Written task - Set down the rows from the start of the records through the line holding "legend-item-no: No [667, 218, 743, 250]", inclusive, repeating each line exactly.

Element and coordinate records:
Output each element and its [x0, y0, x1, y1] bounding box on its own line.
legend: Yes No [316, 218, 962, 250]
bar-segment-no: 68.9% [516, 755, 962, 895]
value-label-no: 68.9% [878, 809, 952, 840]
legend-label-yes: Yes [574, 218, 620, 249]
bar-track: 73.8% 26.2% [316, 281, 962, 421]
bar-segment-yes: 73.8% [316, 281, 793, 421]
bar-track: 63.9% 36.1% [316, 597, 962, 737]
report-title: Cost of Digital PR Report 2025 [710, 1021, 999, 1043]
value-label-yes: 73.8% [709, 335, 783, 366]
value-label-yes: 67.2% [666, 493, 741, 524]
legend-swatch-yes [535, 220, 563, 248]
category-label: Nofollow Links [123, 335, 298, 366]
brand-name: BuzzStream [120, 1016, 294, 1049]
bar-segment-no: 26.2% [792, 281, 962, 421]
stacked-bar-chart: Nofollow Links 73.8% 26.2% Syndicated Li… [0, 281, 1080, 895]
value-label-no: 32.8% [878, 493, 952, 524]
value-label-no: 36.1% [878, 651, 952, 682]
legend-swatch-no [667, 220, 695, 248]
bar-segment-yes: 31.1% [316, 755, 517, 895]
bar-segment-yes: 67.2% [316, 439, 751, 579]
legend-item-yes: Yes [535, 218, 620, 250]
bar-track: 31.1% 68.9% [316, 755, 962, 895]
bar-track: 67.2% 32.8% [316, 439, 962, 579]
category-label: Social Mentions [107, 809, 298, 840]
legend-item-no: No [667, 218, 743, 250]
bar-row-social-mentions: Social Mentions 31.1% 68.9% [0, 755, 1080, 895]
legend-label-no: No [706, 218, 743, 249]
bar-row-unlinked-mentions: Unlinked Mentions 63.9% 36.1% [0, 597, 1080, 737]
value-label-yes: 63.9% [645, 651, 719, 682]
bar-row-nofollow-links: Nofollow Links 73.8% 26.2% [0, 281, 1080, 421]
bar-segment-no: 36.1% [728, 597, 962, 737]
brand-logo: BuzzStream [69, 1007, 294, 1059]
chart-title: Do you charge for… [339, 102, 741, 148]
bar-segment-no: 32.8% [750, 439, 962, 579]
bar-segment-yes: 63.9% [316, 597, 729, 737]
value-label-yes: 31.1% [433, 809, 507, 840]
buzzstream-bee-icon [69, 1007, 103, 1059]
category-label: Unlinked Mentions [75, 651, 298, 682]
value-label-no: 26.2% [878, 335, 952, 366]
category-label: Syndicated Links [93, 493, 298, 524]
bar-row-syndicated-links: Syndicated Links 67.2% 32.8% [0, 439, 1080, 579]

Exercise answer -
Output each element and its [x0, y0, x1, y1] bounding box on its own line.
legend: Yes No [316, 218, 962, 250]
bar-segment-no: 68.9% [516, 755, 962, 895]
value-label-no: 68.9% [878, 809, 952, 840]
legend-label-yes: Yes [574, 218, 620, 249]
bar-track: 73.8% 26.2% [316, 281, 962, 421]
bar-segment-yes: 73.8% [316, 281, 793, 421]
bar-track: 63.9% 36.1% [316, 597, 962, 737]
report-title: Cost of Digital PR Report 2025 [710, 1021, 999, 1043]
value-label-yes: 73.8% [709, 335, 783, 366]
value-label-yes: 67.2% [666, 493, 741, 524]
legend-swatch-yes [535, 220, 563, 248]
category-label: Nofollow Links [123, 335, 298, 366]
brand-name: BuzzStream [120, 1016, 294, 1049]
bar-segment-no: 26.2% [792, 281, 962, 421]
stacked-bar-chart: Nofollow Links 73.8% 26.2% Syndicated Li… [0, 281, 1080, 895]
value-label-no: 32.8% [878, 493, 952, 524]
value-label-no: 36.1% [878, 651, 952, 682]
legend-swatch-no [667, 220, 695, 248]
bar-segment-yes: 31.1% [316, 755, 517, 895]
bar-segment-yes: 67.2% [316, 439, 751, 579]
legend-item-yes: Yes [535, 218, 620, 250]
bar-track: 31.1% 68.9% [316, 755, 962, 895]
bar-track: 67.2% 32.8% [316, 439, 962, 579]
category-label: Social Mentions [107, 809, 298, 840]
legend-item-no: No [667, 218, 743, 250]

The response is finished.